**What this task involves**. Check each line of the records below for the string "奋发进取", then state how many lines contain it, with no other output.

**Data records**.
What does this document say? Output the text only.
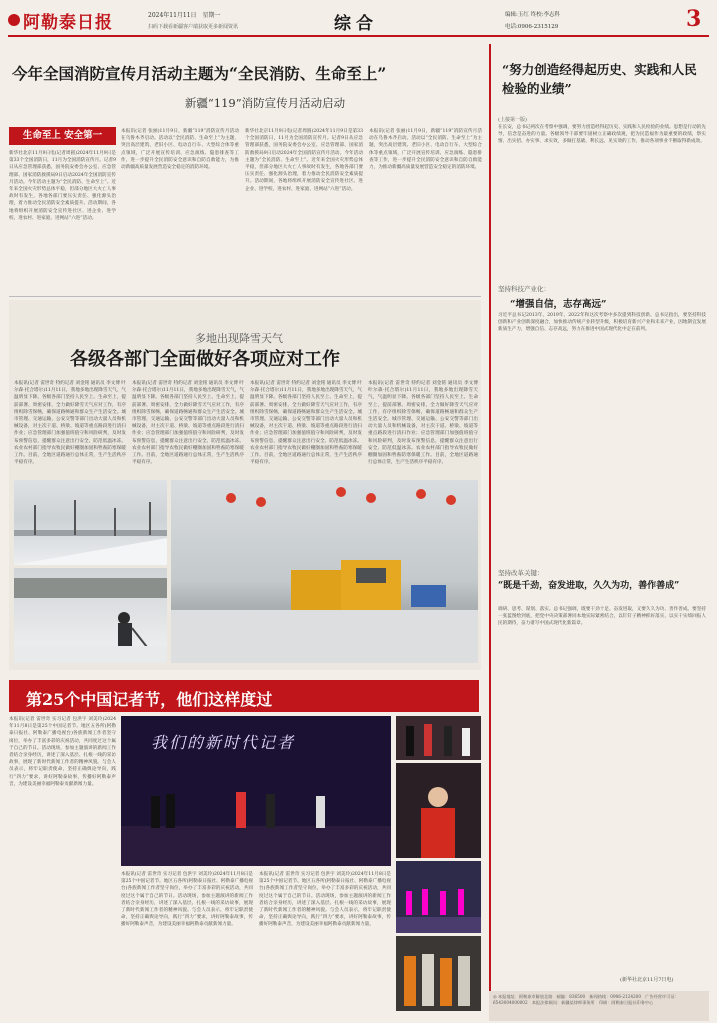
阿勒泰日报	2024年11月11日　星期一
扫码下载看新疆客户端获取更多新闻资讯	综合	编辑:玉红 终校:李志科
电话:0906-2315129	3
今年全国消防宣传月活动主题为“全民消防、生命至上”
新疆“119”消防宣传月活动启动
生命至上 安全第一
新华社北京11月9日电(记者周圆)2024年11月9日是第33个全国消防日，11月为全国消防宣传月。记者9日从应急管理部获悉，国务院安委会办公室、应急管理部、国家消防救援局9日启动2024年全国消防宣传月活动。今年活动主题为“全民消防、生命至上”。近年来全国火灾形势总体平稳，但部分地区大火亡人事故时有发生，各地各部门要压实责任、强化源头治理，着力推动全民消防安全素质提升。活动期间，各地将组织开展消防安全宣传进社区、进企业、进学校、进农村、进家庭、进网站“六进”活动。
本报讯(记者 张丽)11月9日，新疆“119”消防宣传月活动在乌鲁木齐启动。活动以“全民消防、生命至上”为主题，突出高层建筑、老旧小区、电动自行车、大型综合体等重点领域，广泛开展宣传培训、应急演练、隐患排查等工作，进一步提升全民消防安全意识和自防自救能力，为推动新疆高质量发展营造安全稳定的消防环境。
新华社北京11月9日电(记者周圆)2024年11月9日是第33个全国消防日，11月为全国消防宣传月。记者9日从应急管理部获悉，国务院安委会办公室、应急管理部、国家消防救援局9日启动2024年全国消防宣传月活动。今年活动主题为“全民消防、生命至上”。近年来全国火灾形势总体平稳，但部分地区大火亡人事故时有发生，各地各部门要压实责任、强化源头治理，着力推动全民消防安全素质提升。活动期间，各地将组织开展消防安全宣传进社区、进企业、进学校、进农村、进家庭、进网站“六进”活动。
本报讯(记者 张丽)11月9日，新疆“119”消防宣传月活动在乌鲁木齐启动。活动以“全民消防、生命至上”为主题，突出高层建筑、老旧小区、电动自行车、大型综合体等重点领域，广泛开展宣传培训、应急演练、隐患排查等工作，进一步提升全民消防安全意识和自防自救能力，为推动新疆高质量发展营造安全稳定的消防环境。
多地出现降雪天气
各级各部门全面做好各项应对工作
本报讯(记者 雷世奇 特约记者 刘金铭 通讯员 李文博 叶尔森·托合塔尔)11月11日，我地多地出现降雪天气，气温明显下降。各级各部门坚持人民至上、生命至上，提前部署、周密安排，全力做好降雪天气应对工作，有序组织除雪保畅，确保道路畅通和群众生产生活安全。城市管理、交通运输、公安交警等部门出动大量人员和机械设备，对主次干道、桥梁、坡道等重点路段进行清扫作业；应急管理部门加强值班值守和风险研判，及时发布预警信息，提醒群众注意出行安全、防范低温冰冻。农业农村部门指导农牧民做好棚圈加固和牲畜防寒保暖工作。目前，全地区道路通行总体正常，生产生活秩序平稳有序。
本报讯(记者 雷世奇 特约记者 刘金铭 通讯员 李文博 叶尔森·托合塔尔)11月11日，我地多地出现降雪天气，气温明显下降。各级各部门坚持人民至上、生命至上，提前部署、周密安排，全力做好降雪天气应对工作，有序组织除雪保畅，确保道路畅通和群众生产生活安全。城市管理、交通运输、公安交警等部门出动大量人员和机械设备，对主次干道、桥梁、坡道等重点路段进行清扫作业；应急管理部门加强值班值守和风险研判，及时发布预警信息，提醒群众注意出行安全、防范低温冰冻。农业农村部门指导农牧民做好棚圈加固和牲畜防寒保暖工作。目前，全地区道路通行总体正常，生产生活秩序平稳有序。
本报讯(记者 雷世奇 特约记者 刘金铭 通讯员 李文博 叶尔森·托合塔尔)11月11日，我地多地出现降雪天气，气温明显下降。各级各部门坚持人民至上、生命至上，提前部署、周密安排，全力做好降雪天气应对工作，有序组织除雪保畅，确保道路畅通和群众生产生活安全。城市管理、交通运输、公安交警等部门出动大量人员和机械设备，对主次干道、桥梁、坡道等重点路段进行清扫作业；应急管理部门加强值班值守和风险研判，及时发布预警信息，提醒群众注意出行安全、防范低温冰冻。农业农村部门指导农牧民做好棚圈加固和牲畜防寒保暖工作。目前，全地区道路通行总体正常，生产生活秩序平稳有序。
本报讯(记者 雷世奇 特约记者 刘金铭 通讯员 李文博 叶尔森·托合塔尔)11月11日，我地多地出现降雪天气，气温明显下降。各级各部门坚持人民至上、生命至上，提前部署、周密安排，全力做好降雪天气应对工作，有序组织除雪保畅，确保道路畅通和群众生产生活安全。城市管理、交通运输、公安交警等部门出动大量人员和机械设备，对主次干道、桥梁、坡道等重点路段进行清扫作业；应急管理部门加强值班值守和风险研判，及时发布预警信息，提醒群众注意出行安全、防范低温冰冻。农业农村部门指导农牧民做好棚圈加固和牲畜防寒保暖工作。目前，全地区道路通行总体正常，生产生活秩序平稳有序。
第25个中国记者节，他们这样度过
本报讯(记者 雷世奇 实习记者 包洪宇 刘美玲)2024年11月8日是第25个中国记者节。地区五各所(阿勒泰日报社、阿勒泰广播电视台)各族新闻工作者坚守岗位，举办了丰富多彩的庆祝活动，共同度过这个属于自己的节日。活动现场，参加主题演讲的新闻工作者结合亲身经历，讲述了深入基层、扎根一线的采访故事，展现了新时代新闻工作者的精神风貌。与会人员表示，将牢记职责使命，坚持正确舆论导向，践行“四力”要求，讲好阿勒泰故事，传播好阿勒泰声音，为建设美丽幸福阿勒泰贡献新闻力量。
我们的新时代记者
本报讯(记者 雷世奇 实习记者 包洪宇 刘美玲)2024年11月8日是第25个中国记者节。地区五各所(阿勒泰日报社、阿勒泰广播电视台)各族新闻工作者坚守岗位，举办了丰富多彩的庆祝活动，共同度过这个属于自己的节日。活动现场，参加主题演讲的新闻工作者结合亲身经历，讲述了深入基层、扎根一线的采访故事，展现了新时代新闻工作者的精神风貌。与会人员表示，将牢记职责使命，坚持正确舆论导向，践行“四力”要求，讲好阿勒泰故事，传播好阿勒泰声音，为建设美丽幸福阿勒泰贡献新闻力量。
本报讯(记者 雷世奇 实习记者 包洪宇 刘美玲)2024年11月8日是第25个中国记者节。地区五各所(阿勒泰日报社、阿勒泰广播电视台)各族新闻工作者坚守岗位，举办了丰富多彩的庆祝活动，共同度过这个属于自己的节日。活动现场，参加主题演讲的新闻工作者结合亲身经历，讲述了深入基层、扎根一线的采访故事，展现了新时代新闻工作者的精神风貌。与会人员表示，将牢记职责使命，坚持正确舆论导向，践行“四力”要求，讲好阿勒泰故事，传播好阿勒泰声音，为建设美丽幸福阿勒泰贡献新闻力量。
“努力创造经得起历史、实践和人民检验的业绩”
(上接第一版)
在长安，总书记两次在考察中强调，要努力创造经得起历史、实践和人民检验的业绩。思想是行动的先导，信念是奋进的力量。各级领导干部要牢固树立正确政绩观，把为民造福作为最重要的政绩，察实情、出实招、办实事、求实效，多做打基础、利长远、见实效的工作，推动各项事业不断取得新成效。
坚持科技产业化：
“增强自信，志存高远”
习近平总书记2013年、2019年、2022年和这次考察中多次提到科技创新。总书记指出，要坚持科技创新和产业创新深度融合，加快推动传统产业转型升级，积极培育新兴产业和未来产业，因地制宜发展新质生产力，增强自信、志存高远，努力在推进中国式现代化中走在前列。
坚持改革关键：
“既是千劲，奋发进取，久久为功，善作善成”
调研、思考、谋划、落实。总书记强调，既要干劲十足、奋发进取，又要久久为功、善作善成。要坚持一张蓝图绘到底，把党中央决策部署同本地实际紧密结合，以钉钉子精神抓好落实，以实干实绩回报人民的期待，奋力谱写中国式现代化新篇章。
(新华社北京11月7日电)
◎ 本报地址：阿勒泰市解放北路　邮编：836500　新闻热线：0906-2124200　广告经营许可证：6543004000002　本报法律顾问：新疆某律师事务所　印刷：阿勒泰日报社印务中心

**The output**. 2